== DATA SECTION

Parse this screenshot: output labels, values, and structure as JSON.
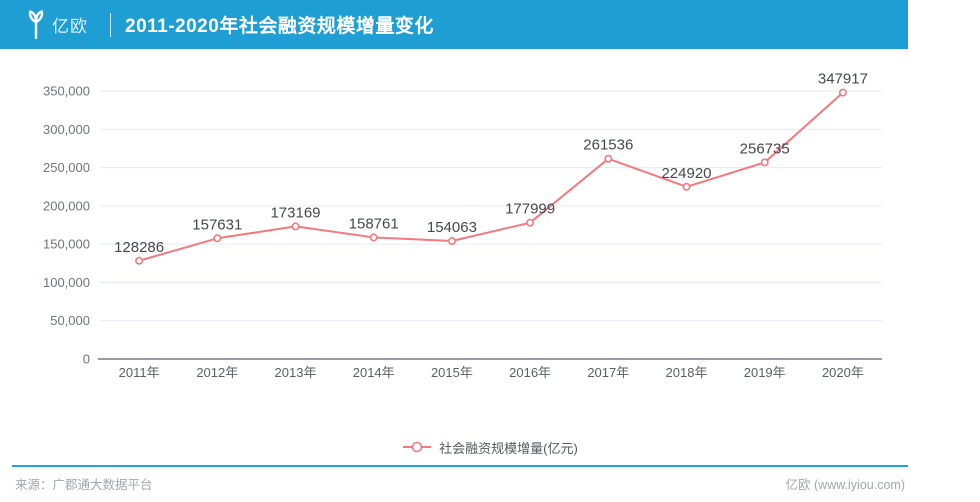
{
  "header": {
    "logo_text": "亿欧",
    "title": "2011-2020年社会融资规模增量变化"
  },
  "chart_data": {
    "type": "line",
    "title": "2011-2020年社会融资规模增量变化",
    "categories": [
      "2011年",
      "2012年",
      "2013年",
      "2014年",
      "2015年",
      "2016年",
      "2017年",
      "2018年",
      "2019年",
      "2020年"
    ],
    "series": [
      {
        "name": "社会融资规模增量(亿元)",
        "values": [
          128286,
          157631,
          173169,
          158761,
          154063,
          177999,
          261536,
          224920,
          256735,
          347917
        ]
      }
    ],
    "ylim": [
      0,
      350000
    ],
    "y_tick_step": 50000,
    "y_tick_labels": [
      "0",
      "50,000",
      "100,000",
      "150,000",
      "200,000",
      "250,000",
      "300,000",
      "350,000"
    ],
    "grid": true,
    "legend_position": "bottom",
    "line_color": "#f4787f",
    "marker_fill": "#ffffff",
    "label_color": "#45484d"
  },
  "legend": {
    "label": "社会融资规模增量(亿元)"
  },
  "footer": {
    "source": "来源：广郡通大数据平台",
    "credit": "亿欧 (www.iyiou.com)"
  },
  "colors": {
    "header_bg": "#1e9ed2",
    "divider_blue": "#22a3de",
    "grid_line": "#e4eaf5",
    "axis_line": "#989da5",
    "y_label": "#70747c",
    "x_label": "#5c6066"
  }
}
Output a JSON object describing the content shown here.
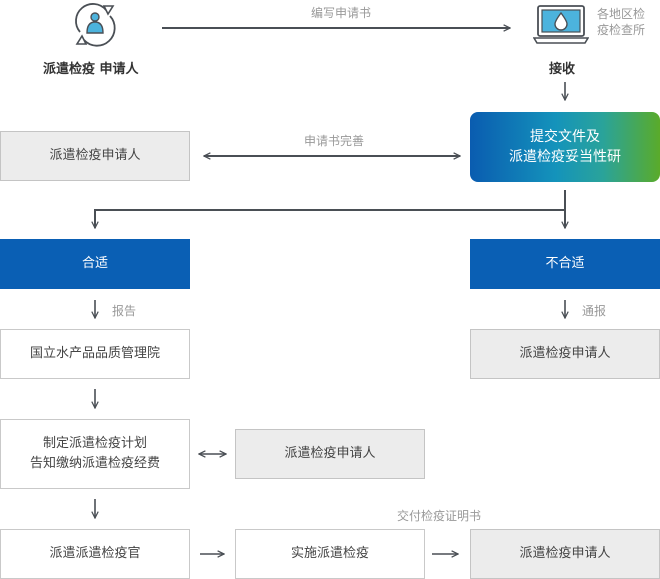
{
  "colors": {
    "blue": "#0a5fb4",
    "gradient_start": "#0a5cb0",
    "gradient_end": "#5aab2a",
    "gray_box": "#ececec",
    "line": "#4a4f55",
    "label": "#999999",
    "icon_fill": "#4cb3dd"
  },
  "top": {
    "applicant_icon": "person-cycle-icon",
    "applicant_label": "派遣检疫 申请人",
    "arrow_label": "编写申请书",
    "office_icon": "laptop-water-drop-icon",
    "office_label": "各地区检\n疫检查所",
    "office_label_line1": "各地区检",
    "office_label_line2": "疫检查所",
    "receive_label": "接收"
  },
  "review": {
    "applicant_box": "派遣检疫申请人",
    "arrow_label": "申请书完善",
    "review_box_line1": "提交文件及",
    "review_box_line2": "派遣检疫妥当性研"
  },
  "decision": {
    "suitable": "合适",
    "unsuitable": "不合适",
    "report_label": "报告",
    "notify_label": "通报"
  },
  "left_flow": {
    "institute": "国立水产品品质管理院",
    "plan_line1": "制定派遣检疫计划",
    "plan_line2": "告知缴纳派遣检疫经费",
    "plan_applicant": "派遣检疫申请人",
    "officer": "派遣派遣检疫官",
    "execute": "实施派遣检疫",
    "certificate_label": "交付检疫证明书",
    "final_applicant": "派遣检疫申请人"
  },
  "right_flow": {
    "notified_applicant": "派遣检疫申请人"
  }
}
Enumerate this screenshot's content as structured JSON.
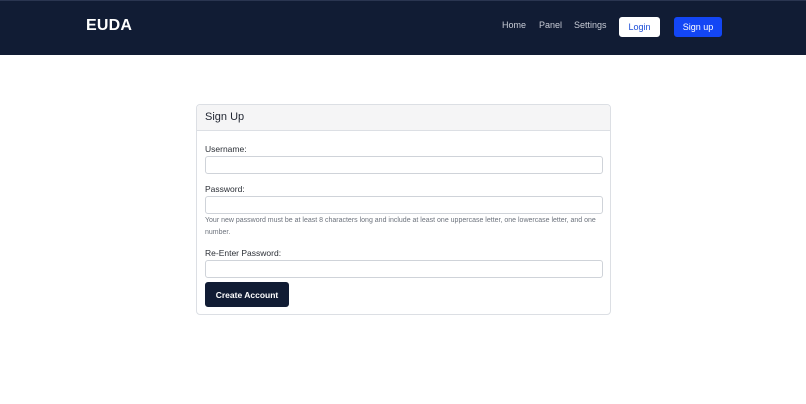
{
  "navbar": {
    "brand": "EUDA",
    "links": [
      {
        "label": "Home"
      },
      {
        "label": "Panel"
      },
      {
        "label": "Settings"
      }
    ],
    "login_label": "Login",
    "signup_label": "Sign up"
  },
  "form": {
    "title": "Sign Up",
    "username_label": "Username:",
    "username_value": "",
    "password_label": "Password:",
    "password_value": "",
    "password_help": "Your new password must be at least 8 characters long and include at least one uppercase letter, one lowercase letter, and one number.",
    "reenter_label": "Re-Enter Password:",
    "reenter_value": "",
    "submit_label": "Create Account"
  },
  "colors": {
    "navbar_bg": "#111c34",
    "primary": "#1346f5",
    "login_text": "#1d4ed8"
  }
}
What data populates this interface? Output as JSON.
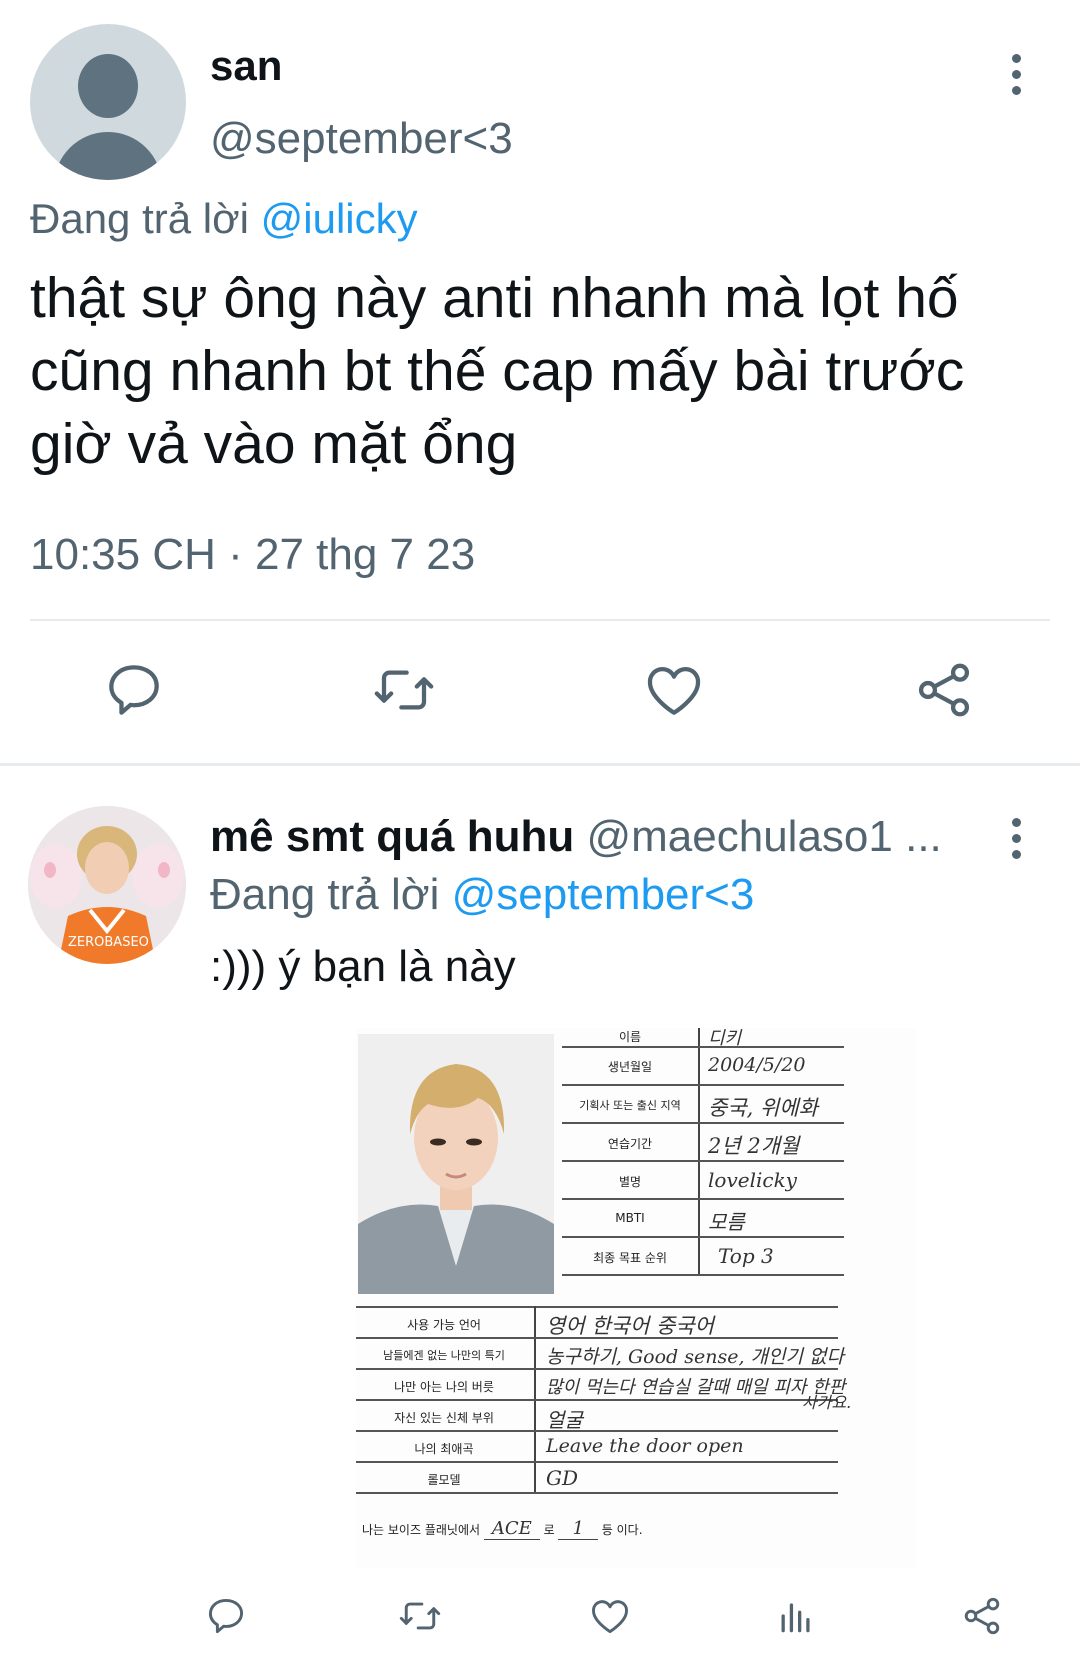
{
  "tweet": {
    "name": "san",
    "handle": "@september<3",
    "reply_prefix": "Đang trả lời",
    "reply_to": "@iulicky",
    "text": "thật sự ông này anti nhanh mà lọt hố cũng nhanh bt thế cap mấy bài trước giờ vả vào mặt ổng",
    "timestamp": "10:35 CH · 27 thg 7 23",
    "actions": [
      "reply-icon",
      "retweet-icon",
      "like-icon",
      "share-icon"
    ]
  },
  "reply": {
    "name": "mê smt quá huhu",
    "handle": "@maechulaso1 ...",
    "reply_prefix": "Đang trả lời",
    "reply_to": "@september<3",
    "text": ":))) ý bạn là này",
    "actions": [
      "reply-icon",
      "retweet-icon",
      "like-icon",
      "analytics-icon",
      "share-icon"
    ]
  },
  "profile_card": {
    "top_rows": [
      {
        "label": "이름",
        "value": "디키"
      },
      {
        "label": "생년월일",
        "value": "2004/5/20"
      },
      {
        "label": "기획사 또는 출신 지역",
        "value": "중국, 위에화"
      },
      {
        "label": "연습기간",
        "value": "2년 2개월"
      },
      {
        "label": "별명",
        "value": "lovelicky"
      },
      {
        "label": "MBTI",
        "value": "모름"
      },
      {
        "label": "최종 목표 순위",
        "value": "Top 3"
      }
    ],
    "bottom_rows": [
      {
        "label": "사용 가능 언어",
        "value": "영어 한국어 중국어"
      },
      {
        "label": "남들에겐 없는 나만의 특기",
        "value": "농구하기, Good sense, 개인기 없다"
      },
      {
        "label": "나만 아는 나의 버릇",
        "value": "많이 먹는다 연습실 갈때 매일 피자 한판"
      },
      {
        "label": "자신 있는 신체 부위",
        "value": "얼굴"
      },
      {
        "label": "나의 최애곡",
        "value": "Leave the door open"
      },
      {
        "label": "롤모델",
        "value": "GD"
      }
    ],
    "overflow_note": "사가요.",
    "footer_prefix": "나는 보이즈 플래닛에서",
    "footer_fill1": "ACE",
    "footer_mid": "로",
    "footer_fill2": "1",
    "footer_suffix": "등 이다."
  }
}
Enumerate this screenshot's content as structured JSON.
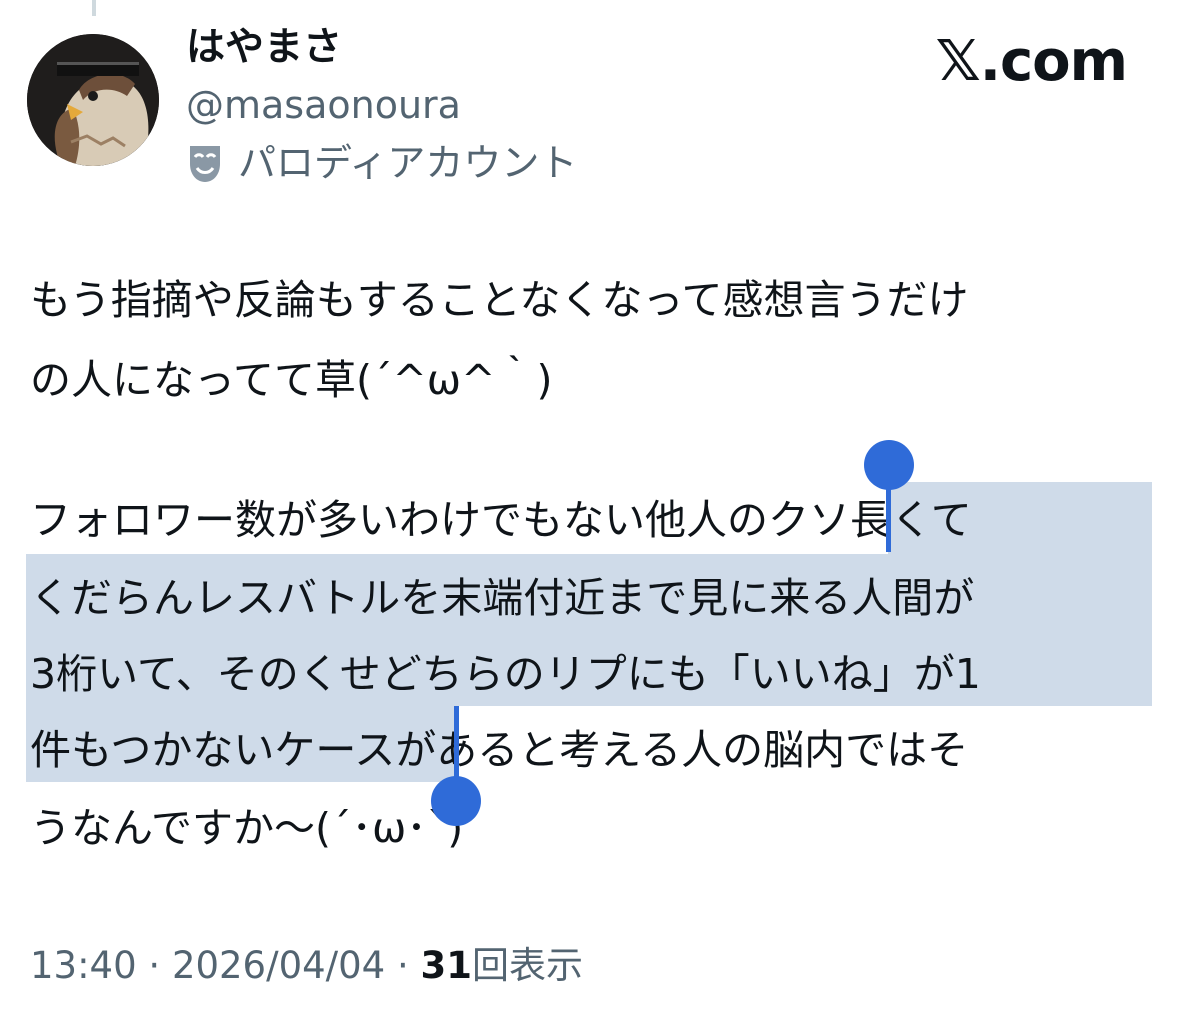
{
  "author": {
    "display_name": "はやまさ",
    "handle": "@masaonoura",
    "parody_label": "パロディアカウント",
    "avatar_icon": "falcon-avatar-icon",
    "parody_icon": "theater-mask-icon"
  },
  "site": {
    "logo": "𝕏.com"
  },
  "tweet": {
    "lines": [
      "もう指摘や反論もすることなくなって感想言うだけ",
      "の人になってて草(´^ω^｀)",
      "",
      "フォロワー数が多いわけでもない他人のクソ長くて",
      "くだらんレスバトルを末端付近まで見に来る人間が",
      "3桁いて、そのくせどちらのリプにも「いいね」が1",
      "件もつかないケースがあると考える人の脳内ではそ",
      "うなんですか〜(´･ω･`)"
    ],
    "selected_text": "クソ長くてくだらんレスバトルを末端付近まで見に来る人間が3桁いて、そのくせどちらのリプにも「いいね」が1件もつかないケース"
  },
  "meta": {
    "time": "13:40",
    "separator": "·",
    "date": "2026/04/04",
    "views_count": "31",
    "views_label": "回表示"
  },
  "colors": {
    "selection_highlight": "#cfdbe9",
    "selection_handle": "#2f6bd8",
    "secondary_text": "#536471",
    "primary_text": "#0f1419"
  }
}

====

Reproduce each line of the records exactly, and omit every picture.

Parse this screenshot: output labels, values, and structure as JSON.
{
  "header": {
    "logo_text": "亿欧",
    "title": "2011-2020年社会融资规模增量变化"
  },
  "chart_data": {
    "type": "line",
    "title": "2011-2020年社会融资规模增量变化",
    "categories": [
      "2011年",
      "2012年",
      "2013年",
      "2014年",
      "2015年",
      "2016年",
      "2017年",
      "2018年",
      "2019年",
      "2020年"
    ],
    "series": [
      {
        "name": "社会融资规模增量(亿元)",
        "values": [
          128286,
          157631,
          173169,
          158761,
          154063,
          177999,
          261536,
          224920,
          256735,
          347917
        ]
      }
    ],
    "ylim": [
      0,
      350000
    ],
    "y_tick_step": 50000,
    "y_tick_labels": [
      "0",
      "50,000",
      "100,000",
      "150,000",
      "200,000",
      "250,000",
      "300,000",
      "350,000"
    ],
    "grid": true,
    "legend_position": "bottom",
    "line_color": "#f4787f",
    "marker_fill": "#ffffff",
    "label_color": "#45484d"
  },
  "legend": {
    "label": "社会融资规模增量(亿元)"
  },
  "footer": {
    "source": "来源：广郡通大数据平台",
    "credit": "亿欧 (www.iyiou.com)"
  },
  "colors": {
    "header_bg": "#1e9ed2",
    "divider_blue": "#22a3de",
    "grid_line": "#e4eaf5",
    "axis_line": "#989da5",
    "y_label": "#70747c",
    "x_label": "#5c6066"
  }
}
Output a JSON object describing the content shown here.
{
  "colors": {
    "blue": "#0a5fb4",
    "gradient_start": "#0a5cb0",
    "gradient_end": "#5aab2a",
    "gray_box": "#ececec",
    "line": "#4a4f55",
    "label": "#999999",
    "icon_fill": "#4cb3dd"
  },
  "top": {
    "applicant_icon": "person-cycle-icon",
    "applicant_label": "派遣检疫 申请人",
    "arrow_label": "编写申请书",
    "office_icon": "laptop-water-drop-icon",
    "office_label": "各地区检\n疫检查所",
    "office_label_line1": "各地区检",
    "office_label_line2": "疫检查所",
    "receive_label": "接收"
  },
  "review": {
    "applicant_box": "派遣检疫申请人",
    "arrow_label": "申请书完善",
    "review_box_line1": "提交文件及",
    "review_box_line2": "派遣检疫妥当性研"
  },
  "decision": {
    "suitable": "合适",
    "unsuitable": "不合适",
    "report_label": "报告",
    "notify_label": "通报"
  },
  "left_flow": {
    "institute": "国立水产品品质管理院",
    "plan_line1": "制定派遣检疫计划",
    "plan_line2": "告知缴纳派遣检疫经费",
    "plan_applicant": "派遣检疫申请人",
    "officer": "派遣派遣检疫官",
    "execute": "实施派遣检疫",
    "certificate_label": "交付检疫证明书",
    "final_applicant": "派遣检疫申请人"
  },
  "right_flow": {
    "notified_applicant": "派遣检疫申请人"
  }
}
Enumerate this screenshot's content as structured JSON.
{
  "navbar": {
    "brand": "EUDA",
    "links": [
      {
        "label": "Home"
      },
      {
        "label": "Panel"
      },
      {
        "label": "Settings"
      }
    ],
    "login_label": "Login",
    "signup_label": "Sign up"
  },
  "form": {
    "title": "Sign Up",
    "username_label": "Username:",
    "username_value": "",
    "password_label": "Password:",
    "password_value": "",
    "password_help": "Your new password must be at least 8 characters long and include at least one uppercase letter, one lowercase letter, and one number.",
    "reenter_label": "Re-Enter Password:",
    "reenter_value": "",
    "submit_label": "Create Account"
  },
  "colors": {
    "navbar_bg": "#111c34",
    "primary": "#1346f5",
    "login_text": "#1d4ed8"
  }
}
What data populates this interface? Output as JSON.
{
  "tweet": {
    "name": "san",
    "handle": "@september<3",
    "reply_prefix": "Đang trả lời",
    "reply_to": "@iulicky",
    "text": "thật sự ông này anti nhanh mà lọt hố cũng nhanh bt thế cap mấy bài trước giờ vả vào mặt ổng",
    "timestamp": "10:35 CH · 27 thg 7 23",
    "actions": [
      "reply-icon",
      "retweet-icon",
      "like-icon",
      "share-icon"
    ]
  },
  "reply": {
    "name": "mê smt quá huhu",
    "handle": "@maechulaso1 ...",
    "reply_prefix": "Đang trả lời",
    "reply_to": "@september<3",
    "text": ":))) ý bạn là này",
    "actions": [
      "reply-icon",
      "retweet-icon",
      "like-icon",
      "analytics-icon",
      "share-icon"
    ]
  },
  "profile_card": {
    "top_rows": [
      {
        "label": "이름",
        "value": "디키"
      },
      {
        "label": "생년월일",
        "value": "2004/5/20"
      },
      {
        "label": "기획사 또는 출신 지역",
        "value": "중국, 위에화"
      },
      {
        "label": "연습기간",
        "value": "2년 2개월"
      },
      {
        "label": "별명",
        "value": "lovelicky"
      },
      {
        "label": "MBTI",
        "value": "모름"
      },
      {
        "label": "최종 목표 순위",
        "value": "Top 3"
      }
    ],
    "bottom_rows": [
      {
        "label": "사용 가능 언어",
        "value": "영어 한국어 중국어"
      },
      {
        "label": "남들에겐 없는 나만의 특기",
        "value": "농구하기, Good sense, 개인기 없다"
      },
      {
        "label": "나만 아는 나의 버릇",
        "value": "많이 먹는다 연습실 갈때 매일 피자 한판"
      },
      {
        "label": "자신 있는 신체 부위",
        "value": "얼굴"
      },
      {
        "label": "나의 최애곡",
        "value": "Leave the door open"
      },
      {
        "label": "롤모델",
        "value": "GD"
      }
    ],
    "overflow_note": "사가요.",
    "footer_prefix": "나는 보이즈 플래닛에서",
    "footer_fill1": "ACE",
    "footer_mid": "로",
    "footer_fill2": "1",
    "footer_suffix": "등 이다."
  }
}
Enumerate this screenshot's content as structured JSON.
{
  "author": {
    "display_name": "はやまさ",
    "handle": "@masaonoura",
    "parody_label": "パロディアカウント",
    "avatar_icon": "falcon-avatar-icon",
    "parody_icon": "theater-mask-icon"
  },
  "site": {
    "logo": "𝕏.com"
  },
  "tweet": {
    "lines": [
      "もう指摘や反論もすることなくなって感想言うだけ",
      "の人になってて草(´^ω^｀)",
      "",
      "フォロワー数が多いわけでもない他人のクソ長くて",
      "くだらんレスバトルを末端付近まで見に来る人間が",
      "3桁いて、そのくせどちらのリプにも「いいね」が1",
      "件もつかないケースがあると考える人の脳内ではそ",
      "うなんですか〜(´･ω･`)"
    ],
    "selected_text": "クソ長くてくだらんレスバトルを末端付近まで見に来る人間が3桁いて、そのくせどちらのリプにも「いいね」が1件もつかないケース"
  },
  "meta": {
    "time": "13:40",
    "separator": "·",
    "date": "2026/04/04",
    "views_count": "31",
    "views_label": "回表示"
  },
  "colors": {
    "selection_highlight": "#cfdbe9",
    "selection_handle": "#2f6bd8",
    "secondary_text": "#536471",
    "primary_text": "#0f1419"
  }
}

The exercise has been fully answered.